READING TEXT:
====

Much to my sadistic little delight, I read this morning that vibe-coding (and other similar variations of LLM-driven software building) does not help you acquire skills or learn much.
LLMs, on the other hand, are trying to give you the sharpest, closest solution possible. When learning through an LLM (especially around bug triangulation, troubleshooting etc), there is hardly any room or potential for ancillary learning.
Although I have no data on this, I tend to believe that ancillary learning plays a crucial role in our growth as developers and engineers. This is probably true for every other line of work/study.
Some months back, as I was refining vāk (my custom blog builder that runs my blog and is used by a grand total of 1 user), I was thinking about the fact that almost every decent programmer I know of has gone through this programmer's rite of passage that involves reinventing, for play and more, many little technologies that already have robust implementations.
The ordering may be off (I will touch upon that later) but it goes like this:
- First, you build your own (portfolio) site. Instead of relying on a readymade site-builder (Squarespace/Wordpress back in the day), you would pick something like a framework (ew but Nextjs, or Astro, or some other obscure stuff) and then build your site. Hundreds of hours of theming, customising, integrating with external data-feeds (like your socials or blog) will ensue.
- Then, you level up by porting your journal/blog to a blog-builder of your own. You'll write this in a stack that you're either comfortable with or going gaga about at the time. Hundreds if not thousands of hours will be poured over getting the blog builder just in the right level of abstraction: enough to feel generic (but it's not), but also specific to your use-case in the right way. It's not like anyone else is going to use this but your software-engineering ethics won't let you sleep till you feel it's built like anyone can use it.
- Now, armed with the experience of a blog builder, you will head to writing a parser. If you're ambitious, you'll head straight for the obvious — a JSON parser. If not, you might write something that parses far less of a complicated mess. Like extracting content inside SQL-code blocks inside documentation files written in Markdown.
- Sometimes, it's possible that instead of writing a parser combinator, you might write a library that handles strings of data, either en mass or in a stream. For the nerds, this might come in the form of implementing a protocol (think redis), or, in the case of lesser-nerds, re-inventing git.

====

INFORMATION:
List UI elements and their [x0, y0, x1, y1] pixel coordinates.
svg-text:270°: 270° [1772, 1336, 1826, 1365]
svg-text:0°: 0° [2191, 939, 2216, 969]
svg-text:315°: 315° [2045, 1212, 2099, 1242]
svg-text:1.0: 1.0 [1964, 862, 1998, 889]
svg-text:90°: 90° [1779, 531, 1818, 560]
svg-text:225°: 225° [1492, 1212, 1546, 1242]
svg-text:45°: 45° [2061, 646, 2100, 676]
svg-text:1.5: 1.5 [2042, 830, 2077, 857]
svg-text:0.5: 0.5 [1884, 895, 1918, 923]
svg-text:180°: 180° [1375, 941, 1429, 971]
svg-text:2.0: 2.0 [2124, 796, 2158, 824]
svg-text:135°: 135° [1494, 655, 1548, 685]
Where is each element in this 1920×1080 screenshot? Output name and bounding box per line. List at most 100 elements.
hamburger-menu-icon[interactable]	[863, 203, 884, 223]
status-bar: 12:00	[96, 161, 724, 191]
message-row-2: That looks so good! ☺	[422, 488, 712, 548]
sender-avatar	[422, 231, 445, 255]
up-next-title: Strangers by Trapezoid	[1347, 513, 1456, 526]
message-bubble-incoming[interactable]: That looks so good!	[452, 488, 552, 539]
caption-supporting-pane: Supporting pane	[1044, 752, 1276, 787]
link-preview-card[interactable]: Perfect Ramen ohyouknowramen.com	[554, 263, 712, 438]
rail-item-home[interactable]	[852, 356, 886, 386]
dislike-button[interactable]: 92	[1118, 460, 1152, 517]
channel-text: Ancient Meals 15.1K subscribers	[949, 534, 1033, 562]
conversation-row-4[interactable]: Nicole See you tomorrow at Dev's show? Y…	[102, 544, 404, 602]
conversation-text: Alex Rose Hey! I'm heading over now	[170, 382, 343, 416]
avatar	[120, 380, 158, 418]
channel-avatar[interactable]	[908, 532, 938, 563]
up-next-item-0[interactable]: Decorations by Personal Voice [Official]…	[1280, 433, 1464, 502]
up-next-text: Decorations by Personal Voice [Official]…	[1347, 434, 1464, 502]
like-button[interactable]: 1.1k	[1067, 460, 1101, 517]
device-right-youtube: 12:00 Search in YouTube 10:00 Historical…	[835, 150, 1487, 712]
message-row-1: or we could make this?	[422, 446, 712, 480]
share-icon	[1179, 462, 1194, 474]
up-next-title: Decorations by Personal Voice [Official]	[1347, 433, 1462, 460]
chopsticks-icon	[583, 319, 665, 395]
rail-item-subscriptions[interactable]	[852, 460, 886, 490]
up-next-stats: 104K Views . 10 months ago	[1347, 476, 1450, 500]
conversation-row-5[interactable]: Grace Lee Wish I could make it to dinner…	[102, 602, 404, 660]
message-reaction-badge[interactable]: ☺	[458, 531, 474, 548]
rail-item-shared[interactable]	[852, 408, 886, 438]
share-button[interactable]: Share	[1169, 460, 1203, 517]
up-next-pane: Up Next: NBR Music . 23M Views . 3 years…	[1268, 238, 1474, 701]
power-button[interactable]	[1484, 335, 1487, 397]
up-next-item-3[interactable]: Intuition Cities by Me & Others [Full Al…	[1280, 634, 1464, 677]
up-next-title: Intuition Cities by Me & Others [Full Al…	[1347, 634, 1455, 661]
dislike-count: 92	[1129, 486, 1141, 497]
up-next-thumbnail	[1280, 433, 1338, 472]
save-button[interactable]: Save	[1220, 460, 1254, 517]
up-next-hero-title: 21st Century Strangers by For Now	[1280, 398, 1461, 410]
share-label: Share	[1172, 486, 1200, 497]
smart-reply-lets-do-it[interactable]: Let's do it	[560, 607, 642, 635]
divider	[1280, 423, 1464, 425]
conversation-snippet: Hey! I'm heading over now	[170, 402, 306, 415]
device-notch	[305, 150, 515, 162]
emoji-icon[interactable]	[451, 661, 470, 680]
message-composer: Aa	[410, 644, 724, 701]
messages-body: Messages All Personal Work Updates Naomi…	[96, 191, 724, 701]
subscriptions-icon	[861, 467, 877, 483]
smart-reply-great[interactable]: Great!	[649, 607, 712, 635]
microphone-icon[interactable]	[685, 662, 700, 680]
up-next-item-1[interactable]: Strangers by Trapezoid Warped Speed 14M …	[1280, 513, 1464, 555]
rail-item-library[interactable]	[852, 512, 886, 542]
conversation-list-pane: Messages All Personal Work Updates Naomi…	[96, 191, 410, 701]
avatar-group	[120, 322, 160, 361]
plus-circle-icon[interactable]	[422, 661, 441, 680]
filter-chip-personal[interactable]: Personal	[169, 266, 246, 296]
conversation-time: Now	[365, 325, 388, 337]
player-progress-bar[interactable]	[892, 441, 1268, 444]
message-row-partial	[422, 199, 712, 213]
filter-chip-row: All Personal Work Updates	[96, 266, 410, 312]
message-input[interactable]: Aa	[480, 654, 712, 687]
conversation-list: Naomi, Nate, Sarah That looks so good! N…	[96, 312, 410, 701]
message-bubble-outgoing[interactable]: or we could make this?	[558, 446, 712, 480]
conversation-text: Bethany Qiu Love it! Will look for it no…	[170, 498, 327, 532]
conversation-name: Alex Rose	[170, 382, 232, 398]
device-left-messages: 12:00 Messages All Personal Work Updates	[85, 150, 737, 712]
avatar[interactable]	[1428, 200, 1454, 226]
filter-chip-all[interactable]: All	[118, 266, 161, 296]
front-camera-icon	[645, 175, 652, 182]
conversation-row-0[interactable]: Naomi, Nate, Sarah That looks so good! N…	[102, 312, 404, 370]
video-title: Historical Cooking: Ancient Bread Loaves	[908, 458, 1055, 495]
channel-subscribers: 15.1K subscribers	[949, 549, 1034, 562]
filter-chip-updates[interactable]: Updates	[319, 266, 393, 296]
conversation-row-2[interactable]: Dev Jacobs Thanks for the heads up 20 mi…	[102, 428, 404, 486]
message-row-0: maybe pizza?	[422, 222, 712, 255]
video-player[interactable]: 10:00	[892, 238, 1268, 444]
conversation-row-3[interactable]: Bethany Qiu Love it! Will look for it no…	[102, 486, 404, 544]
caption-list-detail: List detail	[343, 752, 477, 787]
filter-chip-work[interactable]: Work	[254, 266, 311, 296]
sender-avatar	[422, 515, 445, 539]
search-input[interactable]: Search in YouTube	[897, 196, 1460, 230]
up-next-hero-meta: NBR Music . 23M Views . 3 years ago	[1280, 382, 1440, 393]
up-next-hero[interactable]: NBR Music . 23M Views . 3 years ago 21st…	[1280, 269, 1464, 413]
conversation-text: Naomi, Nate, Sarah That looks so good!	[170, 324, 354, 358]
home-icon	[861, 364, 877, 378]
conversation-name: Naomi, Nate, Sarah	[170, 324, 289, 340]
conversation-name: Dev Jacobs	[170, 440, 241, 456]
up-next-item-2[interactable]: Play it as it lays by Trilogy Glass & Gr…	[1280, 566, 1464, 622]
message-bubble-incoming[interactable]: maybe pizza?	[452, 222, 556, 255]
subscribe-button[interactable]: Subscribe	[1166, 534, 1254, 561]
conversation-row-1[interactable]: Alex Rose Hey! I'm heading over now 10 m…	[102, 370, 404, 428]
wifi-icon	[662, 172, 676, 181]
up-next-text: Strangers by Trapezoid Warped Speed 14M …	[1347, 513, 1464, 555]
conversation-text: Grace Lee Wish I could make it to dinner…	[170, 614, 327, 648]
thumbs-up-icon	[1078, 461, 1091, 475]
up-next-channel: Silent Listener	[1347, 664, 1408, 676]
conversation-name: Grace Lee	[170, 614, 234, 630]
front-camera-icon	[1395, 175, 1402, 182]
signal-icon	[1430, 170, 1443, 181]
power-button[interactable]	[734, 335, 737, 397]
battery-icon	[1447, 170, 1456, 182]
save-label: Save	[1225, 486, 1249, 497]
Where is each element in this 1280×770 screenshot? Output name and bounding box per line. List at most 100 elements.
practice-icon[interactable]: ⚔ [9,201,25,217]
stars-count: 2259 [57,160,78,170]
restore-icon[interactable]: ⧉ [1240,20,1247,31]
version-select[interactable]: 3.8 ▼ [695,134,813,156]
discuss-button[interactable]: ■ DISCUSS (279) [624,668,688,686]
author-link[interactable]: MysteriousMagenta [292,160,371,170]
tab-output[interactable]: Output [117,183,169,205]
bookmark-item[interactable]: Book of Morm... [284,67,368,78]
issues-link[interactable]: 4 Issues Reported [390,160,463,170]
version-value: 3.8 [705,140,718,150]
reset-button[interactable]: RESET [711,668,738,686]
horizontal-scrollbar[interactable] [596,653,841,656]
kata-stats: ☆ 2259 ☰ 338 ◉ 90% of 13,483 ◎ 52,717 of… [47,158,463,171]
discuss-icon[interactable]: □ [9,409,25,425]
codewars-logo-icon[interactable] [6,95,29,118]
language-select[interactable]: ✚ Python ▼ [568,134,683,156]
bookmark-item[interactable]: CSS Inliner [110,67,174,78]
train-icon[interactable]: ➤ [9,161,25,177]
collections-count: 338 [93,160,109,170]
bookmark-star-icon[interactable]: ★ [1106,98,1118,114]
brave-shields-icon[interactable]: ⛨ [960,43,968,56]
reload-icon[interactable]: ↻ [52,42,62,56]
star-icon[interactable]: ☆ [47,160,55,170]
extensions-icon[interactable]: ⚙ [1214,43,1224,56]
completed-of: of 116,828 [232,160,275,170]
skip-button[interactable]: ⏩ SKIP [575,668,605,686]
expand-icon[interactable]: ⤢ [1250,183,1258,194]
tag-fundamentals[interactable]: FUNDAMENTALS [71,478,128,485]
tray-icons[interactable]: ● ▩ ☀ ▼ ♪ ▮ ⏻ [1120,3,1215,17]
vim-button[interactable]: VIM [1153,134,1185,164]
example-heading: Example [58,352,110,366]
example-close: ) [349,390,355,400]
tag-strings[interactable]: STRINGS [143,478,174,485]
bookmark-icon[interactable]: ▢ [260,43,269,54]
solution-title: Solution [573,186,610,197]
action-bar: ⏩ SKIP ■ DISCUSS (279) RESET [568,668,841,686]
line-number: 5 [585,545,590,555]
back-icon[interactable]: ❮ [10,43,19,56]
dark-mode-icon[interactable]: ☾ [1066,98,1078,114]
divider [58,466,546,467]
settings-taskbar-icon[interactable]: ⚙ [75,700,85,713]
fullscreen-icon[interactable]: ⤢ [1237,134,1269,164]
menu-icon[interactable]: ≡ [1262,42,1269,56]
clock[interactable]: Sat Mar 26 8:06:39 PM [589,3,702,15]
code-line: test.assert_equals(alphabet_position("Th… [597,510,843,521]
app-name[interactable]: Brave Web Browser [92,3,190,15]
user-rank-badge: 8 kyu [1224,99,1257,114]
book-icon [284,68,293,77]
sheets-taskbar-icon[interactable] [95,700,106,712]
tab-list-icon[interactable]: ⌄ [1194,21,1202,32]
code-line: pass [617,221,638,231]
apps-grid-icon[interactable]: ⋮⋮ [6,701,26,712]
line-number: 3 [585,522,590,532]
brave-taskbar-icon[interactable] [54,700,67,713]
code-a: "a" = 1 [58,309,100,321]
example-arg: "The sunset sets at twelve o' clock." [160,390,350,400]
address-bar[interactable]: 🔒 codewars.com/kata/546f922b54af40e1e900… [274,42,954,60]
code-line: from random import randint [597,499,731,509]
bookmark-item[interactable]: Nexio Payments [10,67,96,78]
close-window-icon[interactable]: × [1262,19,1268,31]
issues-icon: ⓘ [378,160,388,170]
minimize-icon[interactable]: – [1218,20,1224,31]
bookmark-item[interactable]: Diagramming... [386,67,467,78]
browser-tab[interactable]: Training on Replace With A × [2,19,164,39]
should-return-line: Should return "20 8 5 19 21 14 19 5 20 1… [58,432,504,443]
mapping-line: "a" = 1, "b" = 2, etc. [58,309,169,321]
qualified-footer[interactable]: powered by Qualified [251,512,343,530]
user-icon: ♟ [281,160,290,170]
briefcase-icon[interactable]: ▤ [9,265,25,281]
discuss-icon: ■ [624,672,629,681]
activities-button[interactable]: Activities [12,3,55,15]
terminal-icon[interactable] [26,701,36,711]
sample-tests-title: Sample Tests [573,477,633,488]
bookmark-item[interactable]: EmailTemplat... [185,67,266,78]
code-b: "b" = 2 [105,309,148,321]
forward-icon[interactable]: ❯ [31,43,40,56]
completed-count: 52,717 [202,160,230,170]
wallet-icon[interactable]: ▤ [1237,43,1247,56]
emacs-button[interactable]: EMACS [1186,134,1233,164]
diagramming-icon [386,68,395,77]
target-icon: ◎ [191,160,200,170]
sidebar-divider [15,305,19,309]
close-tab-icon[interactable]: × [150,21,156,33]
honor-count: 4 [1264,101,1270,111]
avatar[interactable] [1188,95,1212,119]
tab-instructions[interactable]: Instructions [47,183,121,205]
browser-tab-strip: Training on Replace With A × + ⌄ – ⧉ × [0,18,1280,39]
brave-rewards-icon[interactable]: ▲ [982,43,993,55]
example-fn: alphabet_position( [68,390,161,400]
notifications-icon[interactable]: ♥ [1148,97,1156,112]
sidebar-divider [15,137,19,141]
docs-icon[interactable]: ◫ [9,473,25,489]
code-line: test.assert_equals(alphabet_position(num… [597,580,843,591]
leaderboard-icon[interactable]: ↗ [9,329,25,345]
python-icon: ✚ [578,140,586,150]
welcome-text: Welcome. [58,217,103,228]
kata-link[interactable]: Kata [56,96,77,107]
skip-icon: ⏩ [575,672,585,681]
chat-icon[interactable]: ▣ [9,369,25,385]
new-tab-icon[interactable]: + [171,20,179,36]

====

TASK INSTRUCTIONS:
a - In the essay on the programmer's rite of passage, what parser does an ambitious programmer head straight for?
b - Continue the essay on the programmer's rite of passage from its final sentence.

RESULTS FOR THE EXERCISE:
a - A JSON parser.

b -
- The final boss is when you write a compiler from scratch for a language. This is meta-level at this point: writing a program to eat, grok and execute other programs. Crafting Interpreters is your new bible.
There are some more stages here that very few cross. After the compiler, you might get into PL-theory. Philosophising about "what even is language? what is grammar?" will lead you down a path where you might toy with your own language. There is no chance you won't end up doing a bit of LISPy stuff, or get into ML-like syntax before embarking on your own journey, discovering your own weird syntax.
Or you might branch out into formal verification if you're into being a stickler (and into math) for proving things right (or wrong, if you derive pleasure out of that). You'll possibly get into reading thesis papers more than layman blogposts (like these) and get into stuff that even Haskell engineers at Bellroy call "esoteric".
The inquisitive will continue to be so. The perpetually-curious who are intrinsically driven to the details and nuances will continue to be so even in the midst of this vibe-coding AI era.
I wonder what will happen to those that would like to skill up but will end up having stunted growth because vibecoding and eager-to-build LLMs are here and the humans are not conscious or aware enough to recognize that the grind (that the LLM eliminates) is what helps skill-up.
P.S: The rite of passage is not necessarily sequential. Some folks head straight to Crafting Interpreters. Some skip the blog builder and have to write parsers at their job. And some formal verification stalwarts have no skill or craving to build their own site from scratch.